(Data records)

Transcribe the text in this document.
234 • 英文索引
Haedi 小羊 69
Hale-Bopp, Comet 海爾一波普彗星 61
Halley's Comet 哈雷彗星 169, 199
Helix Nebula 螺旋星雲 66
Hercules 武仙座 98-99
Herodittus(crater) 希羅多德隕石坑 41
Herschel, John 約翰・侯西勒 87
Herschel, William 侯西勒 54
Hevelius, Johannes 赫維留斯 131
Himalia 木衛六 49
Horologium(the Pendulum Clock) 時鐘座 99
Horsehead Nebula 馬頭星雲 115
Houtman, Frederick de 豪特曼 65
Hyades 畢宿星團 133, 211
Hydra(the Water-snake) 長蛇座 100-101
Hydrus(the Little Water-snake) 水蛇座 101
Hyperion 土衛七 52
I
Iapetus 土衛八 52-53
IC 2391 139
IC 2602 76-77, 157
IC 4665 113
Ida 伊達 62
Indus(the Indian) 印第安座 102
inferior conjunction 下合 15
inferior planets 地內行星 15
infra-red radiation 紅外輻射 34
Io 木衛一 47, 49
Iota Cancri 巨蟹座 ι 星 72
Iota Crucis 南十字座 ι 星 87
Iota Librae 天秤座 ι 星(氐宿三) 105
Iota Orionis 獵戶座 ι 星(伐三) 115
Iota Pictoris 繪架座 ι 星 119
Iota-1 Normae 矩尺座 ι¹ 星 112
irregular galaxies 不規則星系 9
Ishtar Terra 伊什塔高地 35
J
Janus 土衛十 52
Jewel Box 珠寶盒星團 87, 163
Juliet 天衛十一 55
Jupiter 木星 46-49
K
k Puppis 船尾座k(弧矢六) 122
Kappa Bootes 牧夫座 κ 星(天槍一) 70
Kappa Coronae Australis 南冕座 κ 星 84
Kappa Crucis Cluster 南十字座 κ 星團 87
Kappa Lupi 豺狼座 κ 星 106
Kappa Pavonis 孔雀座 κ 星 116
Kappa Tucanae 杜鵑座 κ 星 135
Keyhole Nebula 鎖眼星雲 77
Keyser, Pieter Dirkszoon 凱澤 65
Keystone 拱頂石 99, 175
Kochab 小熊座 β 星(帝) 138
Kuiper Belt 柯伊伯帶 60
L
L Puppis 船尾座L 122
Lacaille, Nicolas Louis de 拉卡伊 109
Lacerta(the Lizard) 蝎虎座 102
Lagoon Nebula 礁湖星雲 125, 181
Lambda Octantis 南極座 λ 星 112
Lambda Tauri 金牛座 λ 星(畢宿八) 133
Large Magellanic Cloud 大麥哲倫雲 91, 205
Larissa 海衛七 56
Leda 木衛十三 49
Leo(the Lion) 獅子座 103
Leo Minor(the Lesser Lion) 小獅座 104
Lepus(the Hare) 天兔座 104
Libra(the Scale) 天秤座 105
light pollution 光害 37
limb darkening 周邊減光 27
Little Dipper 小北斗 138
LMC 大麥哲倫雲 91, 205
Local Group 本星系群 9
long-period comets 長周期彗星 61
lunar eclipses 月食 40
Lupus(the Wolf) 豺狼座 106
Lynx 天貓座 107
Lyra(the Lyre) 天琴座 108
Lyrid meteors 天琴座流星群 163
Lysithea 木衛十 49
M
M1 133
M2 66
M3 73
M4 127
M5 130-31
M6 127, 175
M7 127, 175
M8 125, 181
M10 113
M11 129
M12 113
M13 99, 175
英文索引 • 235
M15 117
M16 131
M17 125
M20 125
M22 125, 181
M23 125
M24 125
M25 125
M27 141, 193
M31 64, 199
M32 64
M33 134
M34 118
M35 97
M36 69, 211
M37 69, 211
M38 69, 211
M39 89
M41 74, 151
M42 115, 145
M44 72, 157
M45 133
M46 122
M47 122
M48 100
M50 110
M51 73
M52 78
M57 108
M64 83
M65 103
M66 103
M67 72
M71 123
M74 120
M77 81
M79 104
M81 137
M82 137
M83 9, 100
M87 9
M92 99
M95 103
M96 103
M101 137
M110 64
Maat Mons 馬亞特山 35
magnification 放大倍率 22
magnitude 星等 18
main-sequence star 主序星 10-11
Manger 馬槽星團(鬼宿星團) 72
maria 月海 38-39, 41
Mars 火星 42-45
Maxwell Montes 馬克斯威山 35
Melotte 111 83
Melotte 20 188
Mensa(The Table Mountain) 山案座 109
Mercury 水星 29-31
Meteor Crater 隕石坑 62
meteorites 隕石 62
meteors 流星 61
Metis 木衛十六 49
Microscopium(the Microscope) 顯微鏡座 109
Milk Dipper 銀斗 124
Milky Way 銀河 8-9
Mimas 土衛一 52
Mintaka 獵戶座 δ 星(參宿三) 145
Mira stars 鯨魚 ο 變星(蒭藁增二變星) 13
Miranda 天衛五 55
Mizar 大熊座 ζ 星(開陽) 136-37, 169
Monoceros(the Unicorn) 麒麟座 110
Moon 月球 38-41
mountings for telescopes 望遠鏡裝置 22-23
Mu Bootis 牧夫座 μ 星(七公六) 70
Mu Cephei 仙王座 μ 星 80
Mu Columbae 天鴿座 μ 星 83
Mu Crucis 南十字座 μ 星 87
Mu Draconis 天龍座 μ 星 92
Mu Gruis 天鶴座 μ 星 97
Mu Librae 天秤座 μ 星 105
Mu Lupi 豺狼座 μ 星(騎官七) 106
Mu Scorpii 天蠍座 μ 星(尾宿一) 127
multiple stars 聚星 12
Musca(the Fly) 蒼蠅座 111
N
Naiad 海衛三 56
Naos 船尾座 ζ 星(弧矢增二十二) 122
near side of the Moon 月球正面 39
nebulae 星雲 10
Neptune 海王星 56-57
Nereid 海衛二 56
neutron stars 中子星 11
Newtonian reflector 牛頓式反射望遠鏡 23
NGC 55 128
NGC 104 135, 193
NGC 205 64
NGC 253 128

Do this ▸ All the data must be duplicated exactly, with nothing added or removed.

The result ▸
Transcribe the text in this document.
234 • 英文索引
Haedi 小羊 69
Hale-Bopp, Comet 海爾一波普彗星 61
Halley's Comet 哈雷彗星 169, 199
Helix Nebula 螺旋星雲 66
Hercules 武仙座 98-99
Herodittus(crater) 希羅多德隕石坑 41
Herschel, John 約翰・侯西勒 87
Herschel, William 侯西勒 54
Hevelius, Johannes 赫維留斯 131
Himalia 木衛六 49
Horologium(the Pendulum Clock) 時鐘座 99
Horsehead Nebula 馬頭星雲 115
Houtman, Frederick de 豪特曼 65
Hyades 畢宿星團 133, 211
Hydra(the Water-snake) 長蛇座 100-101
Hydrus(the Little Water-snake) 水蛇座 101
Hyperion 土衛七 52
I
Iapetus 土衛八 52-53
IC 2391 139
IC 2602 76-77, 157
IC 4665 113
Ida 伊達 62
Indus(the Indian) 印第安座 102
inferior conjunction 下合 15
inferior planets 地內行星 15
infra-red radiation 紅外輻射 34
Io 木衛一 47, 49
Iota Cancri 巨蟹座 ι 星 72
Iota Crucis 南十字座 ι 星 87
Iota Librae 天秤座 ι 星(氐宿三) 105
Iota Orionis 獵戶座 ι 星(伐三) 115
Iota Pictoris 繪架座 ι 星 119
Iota-1 Normae 矩尺座 ι¹ 星 112
irregular galaxies 不規則星系 9
Ishtar Terra 伊什塔高地 35
J
Janus 土衛十 52
Jewel Box 珠寶盒星團 87, 163
Juliet 天衛十一 55
Jupiter 木星 46-49
K
k Puppis 船尾座k(弧矢六) 122
Kappa Bootes 牧夫座 κ 星(天槍一) 70
Kappa Coronae Australis 南冕座 κ 星 84
Kappa Crucis Cluster 南十字座 κ 星團 87
Kappa Lupi 豺狼座 κ 星 106
Kappa Pavonis 孔雀座 κ 星 116
Kappa Tucanae 杜鵑座 κ 星 135
Keyhole Nebula 鎖眼星雲 77
Keyser, Pieter Dirkszoon 凱澤 65
Keystone 拱頂石 99, 175
Kochab 小熊座 β 星(帝) 138
Kuiper Belt 柯伊伯帶 60
L
L Puppis 船尾座L 122
Lacaille, Nicolas Louis de 拉卡伊 109
Lacerta(the Lizard) 蝎虎座 102
Lagoon Nebula 礁湖星雲 125, 181
Lambda Octantis 南極座 λ 星 112
Lambda Tauri 金牛座 λ 星(畢宿八) 133
Large Magellanic Cloud 大麥哲倫雲 91, 205
Larissa 海衛七 56
Leda 木衛十三 49
Leo(the Lion) 獅子座 103
Leo Minor(the Lesser Lion) 小獅座 104
Lepus(the Hare) 天兔座 104
Libra(the Scale) 天秤座 105
light pollution 光害 37
limb darkening 周邊減光 27
Little Dipper 小北斗 138
LMC 大麥哲倫雲 91, 205
Local Group 本星系群 9
long-period comets 長周期彗星 61
lunar eclipses 月食 40
Lupus(the Wolf) 豺狼座 106
Lynx 天貓座 107
Lyra(the Lyre) 天琴座 108
Lyrid meteors 天琴座流星群 163
Lysithea 木衛十 49
M
M1 133
M2 66
M3 73
M4 127
M5 130-31
M6 127, 175
M7 127, 175
M8 125, 181
M10 113
M11 129
M12 113
M13 99, 175
英文索引 • 235
M15 117
M16 131
M17 125
M20 125
M22 125, 181
M23 125
M24 125
M25 125
M27 141, 193
M31 64, 199
M32 64
M33 134
M34 118
M35 97
M36 69, 211
M37 69, 211
M38 69, 211
M39 89
M41 74, 151
M42 115, 145
M44 72, 157
M45 133
M46 122
M47 122
M48 100
M50 110
M51 73
M52 78
M57 108
M64 83
M65 103
M66 103
M67 72
M71 123
M74 120
M77 81
M79 104
M81 137
M82 137
M83 9, 100
M87 9
M92 99
M95 103
M96 103
M101 137
M110 64
Maat Mons 馬亞特山 35
magnification 放大倍率 22
magnitude 星等 18
main-sequence star 主序星 10-11
Manger 馬槽星團(鬼宿星團) 72
maria 月海 38-39, 41
Mars 火星 42-45
Maxwell Montes 馬克斯威山 35
Melotte 111 83
Melotte 20 188
Mensa(The Table Mountain) 山案座 109
Mercury 水星 29-31
Meteor Crater 隕石坑 62
meteorites 隕石 62
meteors 流星 61
Metis 木衛十六 49
Microscopium(the Microscope) 顯微鏡座 109
Milk Dipper 銀斗 124
Milky Way 銀河 8-9
Mimas 土衛一 52
Mintaka 獵戶座 δ 星(參宿三) 145
Mira stars 鯨魚 ο 變星(蒭藁增二變星) 13
Miranda 天衛五 55
Mizar 大熊座 ζ 星(開陽) 136-37, 169
Monoceros(the Unicorn) 麒麟座 110
Moon 月球 38-41
mountings for telescopes 望遠鏡裝置 22-23
Mu Bootis 牧夫座 μ 星(七公六) 70
Mu Cephei 仙王座 μ 星 80
Mu Columbae 天鴿座 μ 星 83
Mu Crucis 南十字座 μ 星 87
Mu Draconis 天龍座 μ 星 92
Mu Gruis 天鶴座 μ 星 97
Mu Librae 天秤座 μ 星 105
Mu Lupi 豺狼座 μ 星(騎官七) 106
Mu Scorpii 天蠍座 μ 星(尾宿一) 127
multiple stars 聚星 12
Musca(the Fly) 蒼蠅座 111
N
Naiad 海衛三 56
Naos 船尾座 ζ 星(弧矢增二十二) 122
near side of the Moon 月球正面 39
nebulae 星雲 10
Neptune 海王星 56-57
Nereid 海衛二 56
neutron stars 中子星 11
Newtonian reflector 牛頓式反射望遠鏡 23
NGC 55 128
NGC 104 135, 193
NGC 205 64
NGC 253 128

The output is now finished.